TASK DETAILS:
With the pictures left out, write out exactly the lines from the one containing "Decode this chart: output" through the end.

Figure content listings
========

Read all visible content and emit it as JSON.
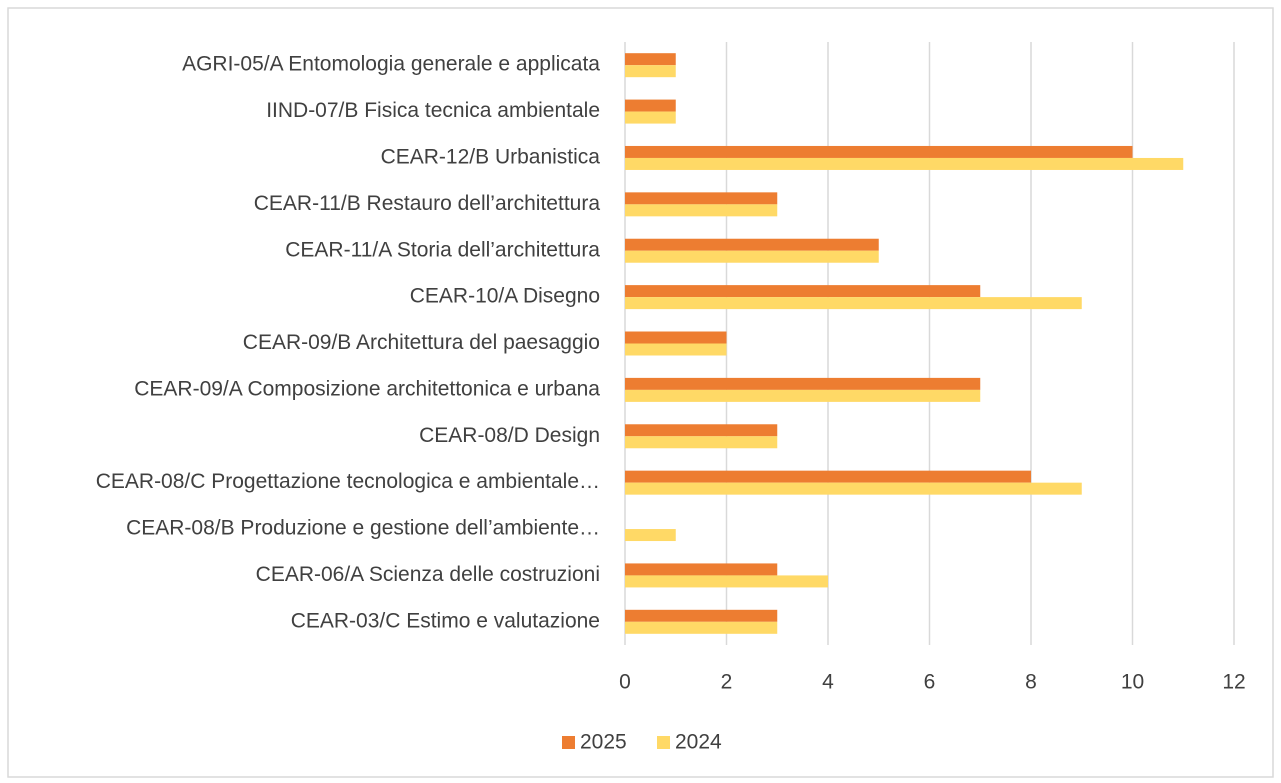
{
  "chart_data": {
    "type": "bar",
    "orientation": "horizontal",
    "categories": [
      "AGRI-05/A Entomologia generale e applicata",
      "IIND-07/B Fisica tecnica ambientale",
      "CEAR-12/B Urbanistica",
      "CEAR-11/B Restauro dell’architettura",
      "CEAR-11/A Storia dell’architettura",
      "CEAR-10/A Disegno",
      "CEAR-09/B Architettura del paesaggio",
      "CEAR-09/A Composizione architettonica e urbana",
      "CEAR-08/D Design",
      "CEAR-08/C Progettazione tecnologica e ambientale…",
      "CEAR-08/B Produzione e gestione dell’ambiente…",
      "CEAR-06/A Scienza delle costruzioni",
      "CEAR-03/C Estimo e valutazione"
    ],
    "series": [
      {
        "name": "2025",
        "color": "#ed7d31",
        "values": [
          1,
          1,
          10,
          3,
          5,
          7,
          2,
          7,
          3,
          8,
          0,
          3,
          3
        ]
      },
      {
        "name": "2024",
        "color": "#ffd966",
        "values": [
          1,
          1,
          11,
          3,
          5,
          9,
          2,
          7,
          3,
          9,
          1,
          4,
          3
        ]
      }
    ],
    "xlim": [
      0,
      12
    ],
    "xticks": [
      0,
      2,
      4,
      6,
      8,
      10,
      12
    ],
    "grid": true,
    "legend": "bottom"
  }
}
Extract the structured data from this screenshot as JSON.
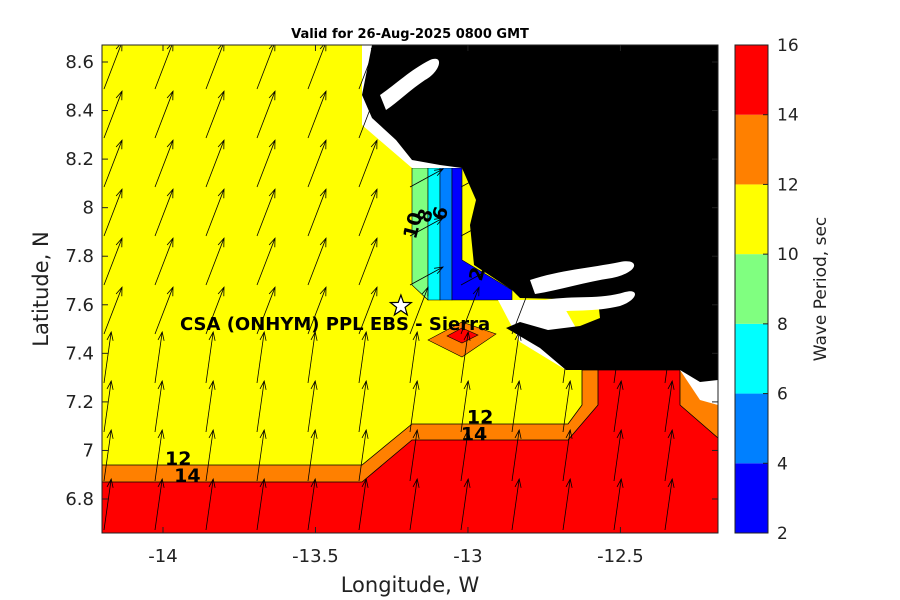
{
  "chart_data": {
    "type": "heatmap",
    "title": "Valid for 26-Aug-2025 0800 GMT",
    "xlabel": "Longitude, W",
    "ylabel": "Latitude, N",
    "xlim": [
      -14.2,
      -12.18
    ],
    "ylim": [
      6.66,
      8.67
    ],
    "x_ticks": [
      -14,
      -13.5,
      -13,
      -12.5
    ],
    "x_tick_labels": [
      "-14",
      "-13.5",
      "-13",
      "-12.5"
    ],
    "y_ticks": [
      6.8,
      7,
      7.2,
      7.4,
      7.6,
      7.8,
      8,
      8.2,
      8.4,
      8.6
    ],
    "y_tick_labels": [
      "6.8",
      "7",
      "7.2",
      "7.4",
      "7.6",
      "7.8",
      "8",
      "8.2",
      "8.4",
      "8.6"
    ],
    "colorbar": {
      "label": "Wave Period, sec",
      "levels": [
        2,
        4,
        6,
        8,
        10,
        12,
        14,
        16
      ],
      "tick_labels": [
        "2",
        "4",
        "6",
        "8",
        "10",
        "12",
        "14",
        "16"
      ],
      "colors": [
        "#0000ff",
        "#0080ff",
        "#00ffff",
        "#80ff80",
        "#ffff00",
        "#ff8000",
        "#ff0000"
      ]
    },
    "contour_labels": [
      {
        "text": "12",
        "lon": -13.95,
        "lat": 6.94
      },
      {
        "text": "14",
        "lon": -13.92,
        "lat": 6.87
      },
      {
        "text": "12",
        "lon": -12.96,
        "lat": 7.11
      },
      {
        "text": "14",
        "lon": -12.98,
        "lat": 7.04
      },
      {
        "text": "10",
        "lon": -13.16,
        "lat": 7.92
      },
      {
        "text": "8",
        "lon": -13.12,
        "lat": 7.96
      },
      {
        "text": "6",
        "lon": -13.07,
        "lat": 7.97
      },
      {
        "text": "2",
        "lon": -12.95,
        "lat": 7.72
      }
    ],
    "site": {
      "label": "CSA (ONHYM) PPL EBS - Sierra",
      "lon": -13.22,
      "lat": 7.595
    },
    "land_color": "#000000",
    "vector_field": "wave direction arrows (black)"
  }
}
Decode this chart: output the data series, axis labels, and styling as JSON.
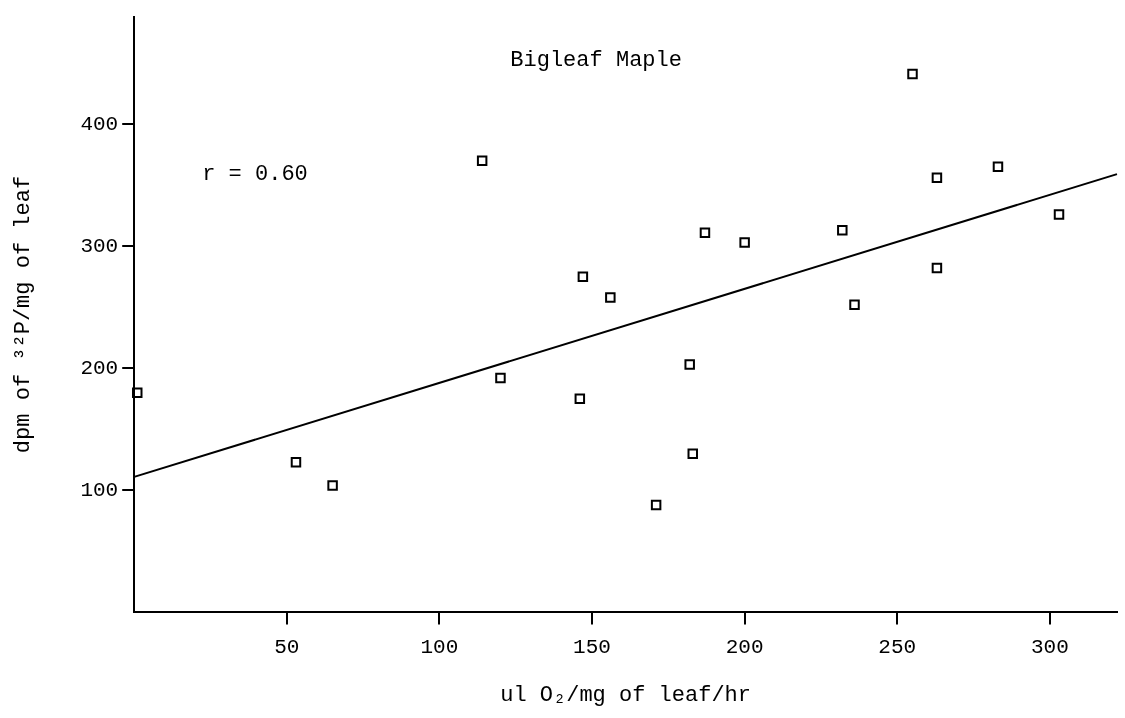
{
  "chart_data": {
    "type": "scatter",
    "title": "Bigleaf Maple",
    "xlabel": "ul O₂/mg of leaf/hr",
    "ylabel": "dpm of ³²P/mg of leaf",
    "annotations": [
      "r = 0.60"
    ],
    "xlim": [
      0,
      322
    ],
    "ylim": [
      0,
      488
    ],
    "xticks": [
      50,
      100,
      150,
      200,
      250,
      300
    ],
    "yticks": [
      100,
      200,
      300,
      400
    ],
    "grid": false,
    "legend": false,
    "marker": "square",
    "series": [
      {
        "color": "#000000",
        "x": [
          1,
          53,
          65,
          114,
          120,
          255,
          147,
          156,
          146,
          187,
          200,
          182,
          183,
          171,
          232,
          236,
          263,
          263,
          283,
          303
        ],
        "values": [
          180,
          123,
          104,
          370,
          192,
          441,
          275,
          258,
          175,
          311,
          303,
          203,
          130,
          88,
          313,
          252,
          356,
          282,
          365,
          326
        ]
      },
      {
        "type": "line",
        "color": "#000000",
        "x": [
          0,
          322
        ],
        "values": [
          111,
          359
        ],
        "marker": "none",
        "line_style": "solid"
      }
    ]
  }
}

========

COMPLETED TASK:
Decode this chart: output the data series, axis labels, and styling as JSON.
{
  "chart_data": {
    "type": "scatter",
    "title": "Bigleaf Maple",
    "xlabel": "ul O₂/mg of leaf/hr",
    "ylabel": "dpm of ³²P/mg of leaf",
    "annotations": [
      "r = 0.60"
    ],
    "xlim": [
      0,
      322
    ],
    "ylim": [
      0,
      488
    ],
    "xticks": [
      50,
      100,
      150,
      200,
      250,
      300
    ],
    "yticks": [
      100,
      200,
      300,
      400
    ],
    "grid": false,
    "legend": false,
    "marker": "square",
    "series": [
      {
        "color": "#000000",
        "x": [
          1,
          53,
          65,
          114,
          120,
          255,
          147,
          156,
          146,
          187,
          200,
          182,
          183,
          171,
          232,
          236,
          263,
          263,
          283,
          303
        ],
        "values": [
          180,
          123,
          104,
          370,
          192,
          441,
          275,
          258,
          175,
          311,
          303,
          203,
          130,
          88,
          313,
          252,
          356,
          282,
          365,
          326
        ]
      },
      {
        "type": "line",
        "color": "#000000",
        "x": [
          0,
          322
        ],
        "values": [
          111,
          359
        ],
        "marker": "none",
        "line_style": "solid"
      }
    ]
  }
}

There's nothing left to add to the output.